* start MATERIAL PROVIDED *

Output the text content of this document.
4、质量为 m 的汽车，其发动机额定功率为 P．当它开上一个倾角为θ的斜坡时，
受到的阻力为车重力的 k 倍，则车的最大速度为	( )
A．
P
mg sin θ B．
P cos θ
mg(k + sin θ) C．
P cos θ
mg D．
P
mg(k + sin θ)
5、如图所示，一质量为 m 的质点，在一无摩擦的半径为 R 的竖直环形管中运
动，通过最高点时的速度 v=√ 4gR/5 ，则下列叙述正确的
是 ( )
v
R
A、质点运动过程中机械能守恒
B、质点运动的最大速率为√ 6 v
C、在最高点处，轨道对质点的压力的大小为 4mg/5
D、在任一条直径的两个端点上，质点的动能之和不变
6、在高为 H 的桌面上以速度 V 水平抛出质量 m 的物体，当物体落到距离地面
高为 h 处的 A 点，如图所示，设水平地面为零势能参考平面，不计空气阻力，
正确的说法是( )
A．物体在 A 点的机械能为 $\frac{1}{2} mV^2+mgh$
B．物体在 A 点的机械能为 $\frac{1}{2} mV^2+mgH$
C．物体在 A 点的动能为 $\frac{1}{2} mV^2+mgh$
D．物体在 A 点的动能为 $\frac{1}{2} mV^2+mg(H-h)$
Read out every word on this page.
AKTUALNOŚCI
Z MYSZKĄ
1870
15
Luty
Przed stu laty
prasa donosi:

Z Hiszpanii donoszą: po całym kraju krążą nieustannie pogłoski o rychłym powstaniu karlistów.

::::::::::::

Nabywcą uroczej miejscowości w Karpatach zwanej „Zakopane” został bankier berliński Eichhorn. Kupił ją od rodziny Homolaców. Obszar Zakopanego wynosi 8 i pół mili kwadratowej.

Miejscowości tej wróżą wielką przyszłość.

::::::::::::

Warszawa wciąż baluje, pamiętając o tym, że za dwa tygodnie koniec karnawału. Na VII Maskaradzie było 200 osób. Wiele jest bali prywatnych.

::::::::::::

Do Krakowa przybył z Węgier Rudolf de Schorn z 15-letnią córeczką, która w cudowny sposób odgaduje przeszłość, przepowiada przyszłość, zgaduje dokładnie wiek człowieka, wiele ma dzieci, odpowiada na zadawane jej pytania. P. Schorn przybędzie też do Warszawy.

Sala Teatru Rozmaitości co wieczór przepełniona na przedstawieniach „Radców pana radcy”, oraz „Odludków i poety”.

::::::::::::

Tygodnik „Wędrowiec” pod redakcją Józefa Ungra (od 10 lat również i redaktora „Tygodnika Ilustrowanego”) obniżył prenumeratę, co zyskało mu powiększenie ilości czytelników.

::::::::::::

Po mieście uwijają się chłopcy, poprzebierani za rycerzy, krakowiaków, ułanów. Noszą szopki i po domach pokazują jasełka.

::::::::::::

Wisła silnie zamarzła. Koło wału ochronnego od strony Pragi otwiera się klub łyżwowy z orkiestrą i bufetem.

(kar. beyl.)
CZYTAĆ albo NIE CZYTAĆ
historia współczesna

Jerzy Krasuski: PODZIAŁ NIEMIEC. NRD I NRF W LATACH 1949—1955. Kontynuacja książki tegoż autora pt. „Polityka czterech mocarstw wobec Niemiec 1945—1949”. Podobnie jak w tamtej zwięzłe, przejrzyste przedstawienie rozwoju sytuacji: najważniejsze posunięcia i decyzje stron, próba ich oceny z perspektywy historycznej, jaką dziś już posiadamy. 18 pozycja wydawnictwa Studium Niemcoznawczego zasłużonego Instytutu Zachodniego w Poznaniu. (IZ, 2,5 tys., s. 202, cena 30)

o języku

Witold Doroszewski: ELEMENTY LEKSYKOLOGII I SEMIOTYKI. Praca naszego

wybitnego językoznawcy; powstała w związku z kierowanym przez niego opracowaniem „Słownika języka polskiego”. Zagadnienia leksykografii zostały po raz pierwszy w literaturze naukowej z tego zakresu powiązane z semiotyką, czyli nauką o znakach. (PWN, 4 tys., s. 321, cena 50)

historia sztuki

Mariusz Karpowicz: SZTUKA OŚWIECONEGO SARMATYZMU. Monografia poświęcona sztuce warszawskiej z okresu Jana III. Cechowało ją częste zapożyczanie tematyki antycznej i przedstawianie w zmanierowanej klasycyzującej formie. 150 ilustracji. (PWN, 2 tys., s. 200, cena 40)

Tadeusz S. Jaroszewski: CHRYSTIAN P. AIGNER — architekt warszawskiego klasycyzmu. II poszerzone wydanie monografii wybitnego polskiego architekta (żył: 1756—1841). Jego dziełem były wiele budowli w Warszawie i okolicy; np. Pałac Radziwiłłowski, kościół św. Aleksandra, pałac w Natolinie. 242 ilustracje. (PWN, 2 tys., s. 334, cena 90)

* end MATERIAL PROVIDED *

#### [EXERCISE TASK]
Return all lines containing "this".

#### [EXERCISE ANSWER]
Output the text content of this document.
Read out every word on this page.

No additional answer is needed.